● **PROBLEM**
Each line containing the word "konferencji" should be found and copied.

● **PROVIDED DATA**
-.-.-

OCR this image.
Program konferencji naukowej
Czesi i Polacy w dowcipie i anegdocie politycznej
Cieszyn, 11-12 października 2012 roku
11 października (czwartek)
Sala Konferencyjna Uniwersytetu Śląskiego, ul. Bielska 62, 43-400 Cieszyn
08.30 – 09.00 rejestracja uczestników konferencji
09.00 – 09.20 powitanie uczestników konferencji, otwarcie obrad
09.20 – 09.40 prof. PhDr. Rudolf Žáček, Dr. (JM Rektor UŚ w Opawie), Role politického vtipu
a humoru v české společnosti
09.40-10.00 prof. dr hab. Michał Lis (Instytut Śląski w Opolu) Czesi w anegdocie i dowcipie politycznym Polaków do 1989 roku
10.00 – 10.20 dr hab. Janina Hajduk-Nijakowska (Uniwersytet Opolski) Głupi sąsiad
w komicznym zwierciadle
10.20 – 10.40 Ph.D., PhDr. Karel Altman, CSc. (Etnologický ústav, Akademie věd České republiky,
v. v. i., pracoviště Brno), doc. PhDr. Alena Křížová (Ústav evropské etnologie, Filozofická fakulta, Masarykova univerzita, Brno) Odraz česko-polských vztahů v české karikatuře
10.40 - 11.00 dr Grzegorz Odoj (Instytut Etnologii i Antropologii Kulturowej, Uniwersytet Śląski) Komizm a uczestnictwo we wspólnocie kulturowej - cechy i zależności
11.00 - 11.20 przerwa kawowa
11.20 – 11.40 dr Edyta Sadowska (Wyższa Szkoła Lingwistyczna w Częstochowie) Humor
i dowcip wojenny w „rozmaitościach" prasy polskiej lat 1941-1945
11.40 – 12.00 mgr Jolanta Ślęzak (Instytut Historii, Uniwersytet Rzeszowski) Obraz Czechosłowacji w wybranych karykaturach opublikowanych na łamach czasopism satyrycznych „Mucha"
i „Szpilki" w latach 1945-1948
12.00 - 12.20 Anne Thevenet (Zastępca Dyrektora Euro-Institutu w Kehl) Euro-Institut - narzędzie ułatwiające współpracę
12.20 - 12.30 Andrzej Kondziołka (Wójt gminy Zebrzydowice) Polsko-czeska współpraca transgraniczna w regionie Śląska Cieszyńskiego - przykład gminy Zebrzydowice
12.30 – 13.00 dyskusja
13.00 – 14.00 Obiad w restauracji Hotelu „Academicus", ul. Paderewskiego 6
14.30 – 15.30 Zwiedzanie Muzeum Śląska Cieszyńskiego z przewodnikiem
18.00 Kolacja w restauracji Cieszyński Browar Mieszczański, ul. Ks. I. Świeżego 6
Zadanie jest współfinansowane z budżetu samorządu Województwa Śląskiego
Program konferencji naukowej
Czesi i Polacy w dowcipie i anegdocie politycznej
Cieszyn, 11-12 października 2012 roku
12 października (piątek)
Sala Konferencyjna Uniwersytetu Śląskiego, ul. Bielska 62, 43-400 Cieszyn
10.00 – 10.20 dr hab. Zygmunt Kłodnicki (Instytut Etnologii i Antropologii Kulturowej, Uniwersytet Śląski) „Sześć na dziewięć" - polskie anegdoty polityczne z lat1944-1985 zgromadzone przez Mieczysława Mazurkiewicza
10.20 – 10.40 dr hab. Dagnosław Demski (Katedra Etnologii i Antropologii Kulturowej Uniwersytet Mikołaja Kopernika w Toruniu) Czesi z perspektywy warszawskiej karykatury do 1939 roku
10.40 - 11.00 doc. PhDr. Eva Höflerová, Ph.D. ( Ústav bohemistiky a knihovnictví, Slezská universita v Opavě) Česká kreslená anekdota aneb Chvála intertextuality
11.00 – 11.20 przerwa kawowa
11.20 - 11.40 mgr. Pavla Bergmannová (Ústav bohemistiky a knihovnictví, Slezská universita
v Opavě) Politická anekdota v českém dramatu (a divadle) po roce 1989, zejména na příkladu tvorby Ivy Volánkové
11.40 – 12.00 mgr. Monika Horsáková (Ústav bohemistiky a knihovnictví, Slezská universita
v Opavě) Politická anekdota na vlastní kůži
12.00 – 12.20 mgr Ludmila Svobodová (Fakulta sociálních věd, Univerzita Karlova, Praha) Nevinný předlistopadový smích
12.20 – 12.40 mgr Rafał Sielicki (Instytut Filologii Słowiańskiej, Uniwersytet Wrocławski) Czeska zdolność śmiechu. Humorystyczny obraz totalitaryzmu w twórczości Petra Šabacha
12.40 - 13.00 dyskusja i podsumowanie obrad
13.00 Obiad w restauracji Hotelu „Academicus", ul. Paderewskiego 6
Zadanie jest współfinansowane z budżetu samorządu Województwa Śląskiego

-.-.-

● **TASK OUTPUT**
Program konferencji naukowej
08.30 – 09.00 rejestracja uczestników konferencji
09.00 – 09.20 powitanie uczestników konferencji, otwarcie obrad
Program konferencji naukowej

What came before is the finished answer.